WHAT IS ASKED> Copy out the lines that have "menu" in them.

DATA LISTING>

════════

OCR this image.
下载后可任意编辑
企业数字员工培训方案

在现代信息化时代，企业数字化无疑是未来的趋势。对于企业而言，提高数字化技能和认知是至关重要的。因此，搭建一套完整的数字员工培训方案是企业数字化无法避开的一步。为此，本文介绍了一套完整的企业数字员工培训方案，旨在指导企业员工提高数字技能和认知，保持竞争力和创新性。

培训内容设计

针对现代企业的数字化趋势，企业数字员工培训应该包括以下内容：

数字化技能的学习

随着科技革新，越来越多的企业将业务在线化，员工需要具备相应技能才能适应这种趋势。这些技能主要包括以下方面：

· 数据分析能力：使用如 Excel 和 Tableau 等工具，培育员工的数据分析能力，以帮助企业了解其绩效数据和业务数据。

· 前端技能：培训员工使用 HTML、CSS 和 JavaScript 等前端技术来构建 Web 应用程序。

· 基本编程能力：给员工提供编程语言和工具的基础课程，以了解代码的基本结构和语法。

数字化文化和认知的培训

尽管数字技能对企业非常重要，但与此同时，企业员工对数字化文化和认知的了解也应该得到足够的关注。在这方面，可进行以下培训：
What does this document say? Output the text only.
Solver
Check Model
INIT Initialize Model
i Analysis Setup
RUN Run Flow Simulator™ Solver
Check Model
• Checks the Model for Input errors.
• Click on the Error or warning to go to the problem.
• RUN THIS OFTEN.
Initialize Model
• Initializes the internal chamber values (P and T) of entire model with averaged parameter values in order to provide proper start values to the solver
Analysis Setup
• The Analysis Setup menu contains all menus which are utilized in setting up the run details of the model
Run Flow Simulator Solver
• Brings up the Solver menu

════════

ANSWER TO THE PROBLEM>
• The Analysis Setup menu contains all menus which are utilized in setting up the run details of the model
• Brings up the Solver menu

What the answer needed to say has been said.